**TASK DIRECTIONS**
Which lines of the data below contain "open"? Please show them all.

Stored items:
● ● ● ●

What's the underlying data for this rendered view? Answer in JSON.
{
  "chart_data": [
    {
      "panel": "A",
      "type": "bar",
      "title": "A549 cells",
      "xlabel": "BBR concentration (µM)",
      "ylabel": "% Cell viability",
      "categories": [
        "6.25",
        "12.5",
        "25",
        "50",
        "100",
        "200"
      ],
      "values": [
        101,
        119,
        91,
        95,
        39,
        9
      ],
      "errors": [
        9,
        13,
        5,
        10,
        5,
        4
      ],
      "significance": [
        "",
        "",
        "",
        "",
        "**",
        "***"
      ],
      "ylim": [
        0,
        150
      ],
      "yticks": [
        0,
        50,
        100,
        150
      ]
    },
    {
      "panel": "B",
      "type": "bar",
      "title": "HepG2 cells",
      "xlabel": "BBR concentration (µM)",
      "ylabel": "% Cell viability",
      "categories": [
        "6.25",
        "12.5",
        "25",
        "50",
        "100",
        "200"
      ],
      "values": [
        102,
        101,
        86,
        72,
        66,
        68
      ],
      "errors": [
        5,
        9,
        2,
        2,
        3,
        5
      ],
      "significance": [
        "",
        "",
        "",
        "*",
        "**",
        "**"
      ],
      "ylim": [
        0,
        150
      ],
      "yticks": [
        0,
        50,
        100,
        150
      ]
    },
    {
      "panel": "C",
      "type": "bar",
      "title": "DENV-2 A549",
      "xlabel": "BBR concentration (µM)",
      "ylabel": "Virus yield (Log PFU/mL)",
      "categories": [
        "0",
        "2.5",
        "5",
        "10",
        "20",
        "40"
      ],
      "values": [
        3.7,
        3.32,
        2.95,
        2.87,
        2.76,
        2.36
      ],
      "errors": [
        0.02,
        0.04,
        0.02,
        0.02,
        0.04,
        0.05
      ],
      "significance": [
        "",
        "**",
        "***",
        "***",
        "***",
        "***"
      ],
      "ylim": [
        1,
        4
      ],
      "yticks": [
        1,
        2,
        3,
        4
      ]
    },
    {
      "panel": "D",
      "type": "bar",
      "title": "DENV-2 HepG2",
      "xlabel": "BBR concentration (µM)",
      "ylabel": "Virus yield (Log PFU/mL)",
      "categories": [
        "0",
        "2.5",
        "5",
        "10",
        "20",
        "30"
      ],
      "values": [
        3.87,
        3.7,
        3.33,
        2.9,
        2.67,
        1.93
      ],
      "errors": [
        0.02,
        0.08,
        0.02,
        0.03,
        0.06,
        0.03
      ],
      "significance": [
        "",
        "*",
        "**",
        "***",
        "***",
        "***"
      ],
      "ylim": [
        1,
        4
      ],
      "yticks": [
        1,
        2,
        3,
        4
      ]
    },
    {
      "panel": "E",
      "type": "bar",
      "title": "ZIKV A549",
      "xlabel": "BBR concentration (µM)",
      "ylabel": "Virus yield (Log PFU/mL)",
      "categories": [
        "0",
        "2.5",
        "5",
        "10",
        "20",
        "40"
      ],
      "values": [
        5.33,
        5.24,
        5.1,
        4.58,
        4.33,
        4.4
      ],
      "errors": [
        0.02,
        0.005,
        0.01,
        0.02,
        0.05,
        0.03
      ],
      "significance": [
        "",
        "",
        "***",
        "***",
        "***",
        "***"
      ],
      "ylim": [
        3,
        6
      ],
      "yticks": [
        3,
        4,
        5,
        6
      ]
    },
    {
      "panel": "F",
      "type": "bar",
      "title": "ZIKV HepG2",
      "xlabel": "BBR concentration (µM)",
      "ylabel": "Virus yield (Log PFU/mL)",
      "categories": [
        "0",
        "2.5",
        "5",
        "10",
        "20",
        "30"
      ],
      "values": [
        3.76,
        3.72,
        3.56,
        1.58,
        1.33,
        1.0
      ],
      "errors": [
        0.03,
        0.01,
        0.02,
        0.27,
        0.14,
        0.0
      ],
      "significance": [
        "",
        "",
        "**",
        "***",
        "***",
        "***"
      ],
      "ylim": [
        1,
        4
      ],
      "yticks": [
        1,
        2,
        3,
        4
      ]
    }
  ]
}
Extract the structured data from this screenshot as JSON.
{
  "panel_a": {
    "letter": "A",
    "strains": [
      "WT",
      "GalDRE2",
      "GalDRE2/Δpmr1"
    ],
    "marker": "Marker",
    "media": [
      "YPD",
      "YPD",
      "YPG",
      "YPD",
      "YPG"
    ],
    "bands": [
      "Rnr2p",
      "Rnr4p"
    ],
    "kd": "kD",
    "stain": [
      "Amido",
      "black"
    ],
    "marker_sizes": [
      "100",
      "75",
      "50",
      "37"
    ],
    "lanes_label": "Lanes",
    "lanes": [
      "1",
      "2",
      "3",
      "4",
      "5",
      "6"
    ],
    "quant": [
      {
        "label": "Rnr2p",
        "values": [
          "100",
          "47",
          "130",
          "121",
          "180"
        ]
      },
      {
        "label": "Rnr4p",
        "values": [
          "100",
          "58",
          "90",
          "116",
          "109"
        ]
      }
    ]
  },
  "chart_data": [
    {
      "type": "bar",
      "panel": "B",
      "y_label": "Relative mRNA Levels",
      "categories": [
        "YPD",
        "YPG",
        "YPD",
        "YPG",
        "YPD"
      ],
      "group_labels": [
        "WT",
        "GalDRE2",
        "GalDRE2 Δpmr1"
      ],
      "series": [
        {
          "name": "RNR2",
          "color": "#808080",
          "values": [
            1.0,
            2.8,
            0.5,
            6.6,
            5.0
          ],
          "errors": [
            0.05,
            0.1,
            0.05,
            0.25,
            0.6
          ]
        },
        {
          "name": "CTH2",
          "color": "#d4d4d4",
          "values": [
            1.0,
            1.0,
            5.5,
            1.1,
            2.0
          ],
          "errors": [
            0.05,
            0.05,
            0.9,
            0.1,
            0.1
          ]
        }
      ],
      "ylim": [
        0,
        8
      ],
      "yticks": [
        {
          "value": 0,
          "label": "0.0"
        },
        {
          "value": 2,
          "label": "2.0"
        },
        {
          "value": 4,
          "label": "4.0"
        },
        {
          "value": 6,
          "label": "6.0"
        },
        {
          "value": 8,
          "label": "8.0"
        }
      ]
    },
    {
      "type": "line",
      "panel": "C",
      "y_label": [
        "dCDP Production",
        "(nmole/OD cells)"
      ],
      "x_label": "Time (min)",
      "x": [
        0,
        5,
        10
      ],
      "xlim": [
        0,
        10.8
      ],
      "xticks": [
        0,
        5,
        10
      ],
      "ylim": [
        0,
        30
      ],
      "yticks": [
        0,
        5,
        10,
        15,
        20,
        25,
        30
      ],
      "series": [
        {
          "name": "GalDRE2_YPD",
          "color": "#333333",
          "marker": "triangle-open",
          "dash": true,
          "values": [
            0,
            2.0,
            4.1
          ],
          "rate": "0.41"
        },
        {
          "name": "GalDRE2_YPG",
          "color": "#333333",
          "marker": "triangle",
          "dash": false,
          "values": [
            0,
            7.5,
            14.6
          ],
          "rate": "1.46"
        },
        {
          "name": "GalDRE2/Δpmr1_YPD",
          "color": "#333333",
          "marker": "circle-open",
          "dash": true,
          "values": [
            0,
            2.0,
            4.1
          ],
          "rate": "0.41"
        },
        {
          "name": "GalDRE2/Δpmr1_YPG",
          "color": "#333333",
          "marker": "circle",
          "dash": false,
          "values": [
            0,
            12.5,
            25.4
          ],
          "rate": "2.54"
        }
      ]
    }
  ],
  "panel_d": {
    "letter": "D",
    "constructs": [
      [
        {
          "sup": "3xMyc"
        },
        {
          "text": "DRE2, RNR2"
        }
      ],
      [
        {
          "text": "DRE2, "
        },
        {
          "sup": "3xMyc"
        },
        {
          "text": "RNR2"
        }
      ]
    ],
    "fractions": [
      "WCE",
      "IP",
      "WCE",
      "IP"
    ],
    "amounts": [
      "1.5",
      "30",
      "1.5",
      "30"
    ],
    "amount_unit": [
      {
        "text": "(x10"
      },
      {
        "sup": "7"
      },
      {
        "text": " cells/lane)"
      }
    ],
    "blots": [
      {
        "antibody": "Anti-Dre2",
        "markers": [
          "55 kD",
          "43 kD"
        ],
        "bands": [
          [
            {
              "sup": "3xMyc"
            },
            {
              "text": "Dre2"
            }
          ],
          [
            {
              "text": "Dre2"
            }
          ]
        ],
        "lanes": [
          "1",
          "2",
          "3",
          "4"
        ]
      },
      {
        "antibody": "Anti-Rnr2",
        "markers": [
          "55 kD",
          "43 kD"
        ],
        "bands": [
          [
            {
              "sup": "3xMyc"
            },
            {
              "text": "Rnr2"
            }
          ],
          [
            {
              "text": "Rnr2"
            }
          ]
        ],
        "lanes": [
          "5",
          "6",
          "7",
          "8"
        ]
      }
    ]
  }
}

● ● ● ●

**RESULT OF THE EXERCISE**
          "marker": "triangle-open",
          "marker": "circle-open",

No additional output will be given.